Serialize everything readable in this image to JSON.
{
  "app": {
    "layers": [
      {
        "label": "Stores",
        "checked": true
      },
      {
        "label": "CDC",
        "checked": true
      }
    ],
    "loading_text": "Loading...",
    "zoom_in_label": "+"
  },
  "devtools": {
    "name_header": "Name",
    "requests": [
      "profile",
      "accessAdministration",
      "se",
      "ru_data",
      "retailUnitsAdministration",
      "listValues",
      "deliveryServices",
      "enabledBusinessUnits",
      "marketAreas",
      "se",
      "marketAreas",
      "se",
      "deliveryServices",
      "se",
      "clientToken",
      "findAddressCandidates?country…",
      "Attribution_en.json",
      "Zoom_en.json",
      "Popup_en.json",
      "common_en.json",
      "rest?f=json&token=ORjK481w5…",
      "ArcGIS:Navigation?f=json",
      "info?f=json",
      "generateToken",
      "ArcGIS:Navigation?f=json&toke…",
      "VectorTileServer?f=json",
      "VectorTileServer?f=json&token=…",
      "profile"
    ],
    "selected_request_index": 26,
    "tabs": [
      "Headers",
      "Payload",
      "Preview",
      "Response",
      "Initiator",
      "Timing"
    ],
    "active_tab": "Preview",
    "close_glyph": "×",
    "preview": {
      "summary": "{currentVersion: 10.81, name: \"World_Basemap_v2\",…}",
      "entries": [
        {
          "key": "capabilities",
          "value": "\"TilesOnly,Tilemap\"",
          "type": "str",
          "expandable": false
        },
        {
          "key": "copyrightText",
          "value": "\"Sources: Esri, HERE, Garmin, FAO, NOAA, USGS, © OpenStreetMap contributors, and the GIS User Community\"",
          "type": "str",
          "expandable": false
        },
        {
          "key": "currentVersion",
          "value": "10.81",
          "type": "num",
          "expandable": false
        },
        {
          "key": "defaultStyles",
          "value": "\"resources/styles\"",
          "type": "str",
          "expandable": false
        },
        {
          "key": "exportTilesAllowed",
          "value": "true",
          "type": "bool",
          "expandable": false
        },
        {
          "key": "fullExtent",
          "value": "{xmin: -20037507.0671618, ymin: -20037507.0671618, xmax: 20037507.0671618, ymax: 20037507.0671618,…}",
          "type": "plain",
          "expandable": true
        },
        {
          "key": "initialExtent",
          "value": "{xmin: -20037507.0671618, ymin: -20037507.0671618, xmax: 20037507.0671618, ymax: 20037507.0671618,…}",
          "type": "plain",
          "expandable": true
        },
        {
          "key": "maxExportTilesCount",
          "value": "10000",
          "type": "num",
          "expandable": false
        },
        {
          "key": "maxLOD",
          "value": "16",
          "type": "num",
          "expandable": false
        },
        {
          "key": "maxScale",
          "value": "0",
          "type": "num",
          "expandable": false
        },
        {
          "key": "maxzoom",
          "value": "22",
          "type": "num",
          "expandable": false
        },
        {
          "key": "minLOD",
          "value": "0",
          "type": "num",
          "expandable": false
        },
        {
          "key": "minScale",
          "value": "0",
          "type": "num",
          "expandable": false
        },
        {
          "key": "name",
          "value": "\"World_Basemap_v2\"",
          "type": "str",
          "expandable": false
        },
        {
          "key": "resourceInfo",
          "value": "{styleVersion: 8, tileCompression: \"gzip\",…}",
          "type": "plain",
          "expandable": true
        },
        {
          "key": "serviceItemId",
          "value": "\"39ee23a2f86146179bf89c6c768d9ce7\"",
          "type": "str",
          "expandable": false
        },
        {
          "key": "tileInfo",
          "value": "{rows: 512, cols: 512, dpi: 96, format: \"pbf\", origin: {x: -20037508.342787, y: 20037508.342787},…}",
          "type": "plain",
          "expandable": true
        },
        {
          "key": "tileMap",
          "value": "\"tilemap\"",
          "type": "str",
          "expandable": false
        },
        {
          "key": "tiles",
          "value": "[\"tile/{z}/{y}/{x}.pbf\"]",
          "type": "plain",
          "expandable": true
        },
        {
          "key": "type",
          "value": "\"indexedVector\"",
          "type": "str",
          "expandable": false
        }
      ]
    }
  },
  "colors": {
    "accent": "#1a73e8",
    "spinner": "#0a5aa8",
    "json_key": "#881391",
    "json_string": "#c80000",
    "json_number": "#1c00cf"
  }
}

## Work to do
Restate each entry exactly, skipping none.

## Answer to the exercise
Serialize everything readable in this image to JSON.
{
  "app": {
    "layers": [
      {
        "label": "Stores",
        "checked": true
      },
      {
        "label": "CDC",
        "checked": true
      }
    ],
    "loading_text": "Loading...",
    "zoom_in_label": "+"
  },
  "devtools": {
    "name_header": "Name",
    "requests": [
      "profile",
      "accessAdministration",
      "se",
      "ru_data",
      "retailUnitsAdministration",
      "listValues",
      "deliveryServices",
      "enabledBusinessUnits",
      "marketAreas",
      "se",
      "marketAreas",
      "se",
      "deliveryServices",
      "se",
      "clientToken",
      "findAddressCandidates?country…",
      "Attribution_en.json",
      "Zoom_en.json",
      "Popup_en.json",
      "common_en.json",
      "rest?f=json&token=ORjK481w5…",
      "ArcGIS:Navigation?f=json",
      "info?f=json",
      "generateToken",
      "ArcGIS:Navigation?f=json&toke…",
      "VectorTileServer?f=json",
      "VectorTileServer?f=json&token=…",
      "profile"
    ],
    "selected_request_index": 26,
    "tabs": [
      "Headers",
      "Payload",
      "Preview",
      "Response",
      "Initiator",
      "Timing"
    ],
    "active_tab": "Preview",
    "close_glyph": "×",
    "preview": {
      "summary": "{currentVersion: 10.81, name: \"World_Basemap_v2\",…}",
      "entries": [
        {
          "key": "capabilities",
          "value": "\"TilesOnly,Tilemap\"",
          "type": "str",
          "expandable": false
        },
        {
          "key": "copyrightText",
          "value": "\"Sources: Esri, HERE, Garmin, FAO, NOAA, USGS, © OpenStreetMap contributors, and the GIS User Community\"",
          "type": "str",
          "expandable": false
        },
        {
          "key": "currentVersion",
          "value": "10.81",
          "type": "num",
          "expandable": false
        },
        {
          "key": "defaultStyles",
          "value": "\"resources/styles\"",
          "type": "str",
          "expandable": false
        },
        {
          "key": "exportTilesAllowed",
          "value": "true",
          "type": "bool",
          "expandable": false
        },
        {
          "key": "fullExtent",
          "value": "{xmin: -20037507.0671618, ymin: -20037507.0671618, xmax: 20037507.0671618, ymax: 20037507.0671618,…}",
          "type": "plain",
          "expandable": true
        },
        {
          "key": "initialExtent",
          "value": "{xmin: -20037507.0671618, ymin: -20037507.0671618, xmax: 20037507.0671618, ymax: 20037507.0671618,…}",
          "type": "plain",
          "expandable": true
        },
        {
          "key": "maxExportTilesCount",
          "value": "10000",
          "type": "num",
          "expandable": false
        },
        {
          "key": "maxLOD",
          "value": "16",
          "type": "num",
          "expandable": false
        },
        {
          "key": "maxScale",
          "value": "0",
          "type": "num",
          "expandable": false
        },
        {
          "key": "maxzoom",
          "value": "22",
          "type": "num",
          "expandable": false
        },
        {
          "key": "minLOD",
          "value": "0",
          "type": "num",
          "expandable": false
        },
        {
          "key": "minScale",
          "value": "0",
          "type": "num",
          "expandable": false
        },
        {
          "key": "name",
          "value": "\"World_Basemap_v2\"",
          "type": "str",
          "expandable": false
        },
        {
          "key": "resourceInfo",
          "value": "{styleVersion: 8, tileCompression: \"gzip\",…}",
          "type": "plain",
          "expandable": true
        },
        {
          "key": "serviceItemId",
          "value": "\"39ee23a2f86146179bf89c6c768d9ce7\"",
          "type": "str",
          "expandable": false
        },
        {
          "key": "tileInfo",
          "value": "{rows: 512, cols: 512, dpi: 96, format: \"pbf\", origin: {x: -20037508.342787, y: 20037508.342787},…}",
          "type": "plain",
          "expandable": true
        },
        {
          "key": "tileMap",
          "value": "\"tilemap\"",
          "type": "str",
          "expandable": false
        },
        {
          "key": "tiles",
          "value": "[\"tile/{z}/{y}/{x}.pbf\"]",
          "type": "plain",
          "expandable": true
        },
        {
          "key": "type",
          "value": "\"indexedVector\"",
          "type": "str",
          "expandable": false
        }
      ]
    }
  },
  "colors": {
    "accent": "#1a73e8",
    "spinner": "#0a5aa8",
    "json_key": "#881391",
    "json_string": "#c80000",
    "json_number": "#1c00cf"
  }
}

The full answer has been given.